Restate the records below word for word, and omit the images they hold.

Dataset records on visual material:
=-=-=

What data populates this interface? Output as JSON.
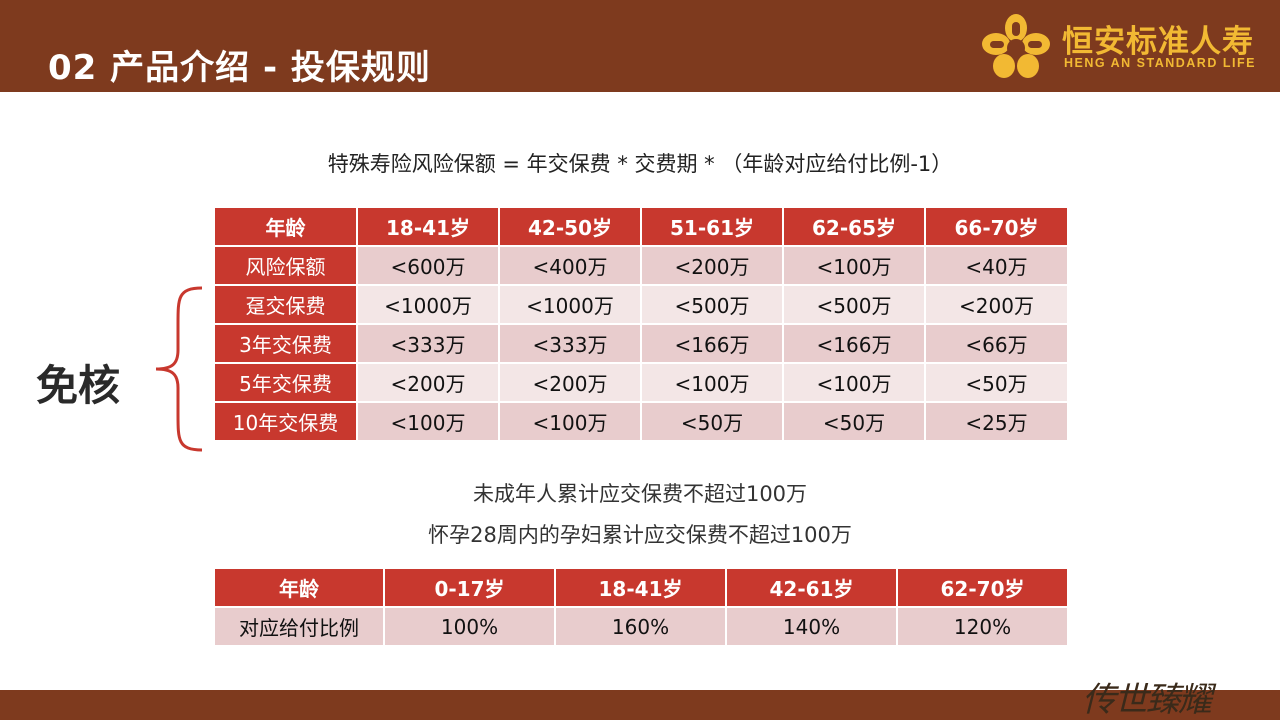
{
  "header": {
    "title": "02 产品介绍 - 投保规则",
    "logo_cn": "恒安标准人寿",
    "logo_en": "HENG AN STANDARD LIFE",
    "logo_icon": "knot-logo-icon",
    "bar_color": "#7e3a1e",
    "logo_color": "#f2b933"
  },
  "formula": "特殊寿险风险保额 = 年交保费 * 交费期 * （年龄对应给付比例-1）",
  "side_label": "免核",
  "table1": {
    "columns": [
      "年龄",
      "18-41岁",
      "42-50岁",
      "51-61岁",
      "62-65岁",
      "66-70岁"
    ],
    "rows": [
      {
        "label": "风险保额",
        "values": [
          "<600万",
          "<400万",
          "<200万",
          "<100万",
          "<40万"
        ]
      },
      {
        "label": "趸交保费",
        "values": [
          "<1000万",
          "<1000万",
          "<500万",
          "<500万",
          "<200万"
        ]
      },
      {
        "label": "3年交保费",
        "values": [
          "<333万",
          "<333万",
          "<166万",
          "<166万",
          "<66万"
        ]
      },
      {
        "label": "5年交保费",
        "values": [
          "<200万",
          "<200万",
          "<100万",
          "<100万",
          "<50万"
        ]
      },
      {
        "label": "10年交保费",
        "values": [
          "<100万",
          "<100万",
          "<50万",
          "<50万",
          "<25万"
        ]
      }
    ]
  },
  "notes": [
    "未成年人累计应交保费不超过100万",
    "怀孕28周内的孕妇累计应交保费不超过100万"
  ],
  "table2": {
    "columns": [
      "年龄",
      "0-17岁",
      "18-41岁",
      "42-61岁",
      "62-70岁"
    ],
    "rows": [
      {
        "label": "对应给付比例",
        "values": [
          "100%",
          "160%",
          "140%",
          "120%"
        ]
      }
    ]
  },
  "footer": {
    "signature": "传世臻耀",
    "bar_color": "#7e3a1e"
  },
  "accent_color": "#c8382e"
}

=-=-=

# Solution to this problem
What data populates this interface? Output as JSON.
{
  "header": {
    "title": "02 产品介绍 - 投保规则",
    "logo_cn": "恒安标准人寿",
    "logo_en": "HENG AN STANDARD LIFE",
    "logo_icon": "knot-logo-icon",
    "bar_color": "#7e3a1e",
    "logo_color": "#f2b933"
  },
  "formula": "特殊寿险风险保额 = 年交保费 * 交费期 * （年龄对应给付比例-1）",
  "side_label": "免核",
  "table1": {
    "columns": [
      "年龄",
      "18-41岁",
      "42-50岁",
      "51-61岁",
      "62-65岁",
      "66-70岁"
    ],
    "rows": [
      {
        "label": "风险保额",
        "values": [
          "<600万",
          "<400万",
          "<200万",
          "<100万",
          "<40万"
        ]
      },
      {
        "label": "趸交保费",
        "values": [
          "<1000万",
          "<1000万",
          "<500万",
          "<500万",
          "<200万"
        ]
      },
      {
        "label": "3年交保费",
        "values": [
          "<333万",
          "<333万",
          "<166万",
          "<166万",
          "<66万"
        ]
      },
      {
        "label": "5年交保费",
        "values": [
          "<200万",
          "<200万",
          "<100万",
          "<100万",
          "<50万"
        ]
      },
      {
        "label": "10年交保费",
        "values": [
          "<100万",
          "<100万",
          "<50万",
          "<50万",
          "<25万"
        ]
      }
    ]
  },
  "notes": [
    "未成年人累计应交保费不超过100万",
    "怀孕28周内的孕妇累计应交保费不超过100万"
  ],
  "table2": {
    "columns": [
      "年龄",
      "0-17岁",
      "18-41岁",
      "42-61岁",
      "62-70岁"
    ],
    "rows": [
      {
        "label": "对应给付比例",
        "values": [
          "100%",
          "160%",
          "140%",
          "120%"
        ]
      }
    ]
  },
  "footer": {
    "signature": "传世臻耀",
    "bar_color": "#7e3a1e"
  },
  "accent_color": "#c8382e"
}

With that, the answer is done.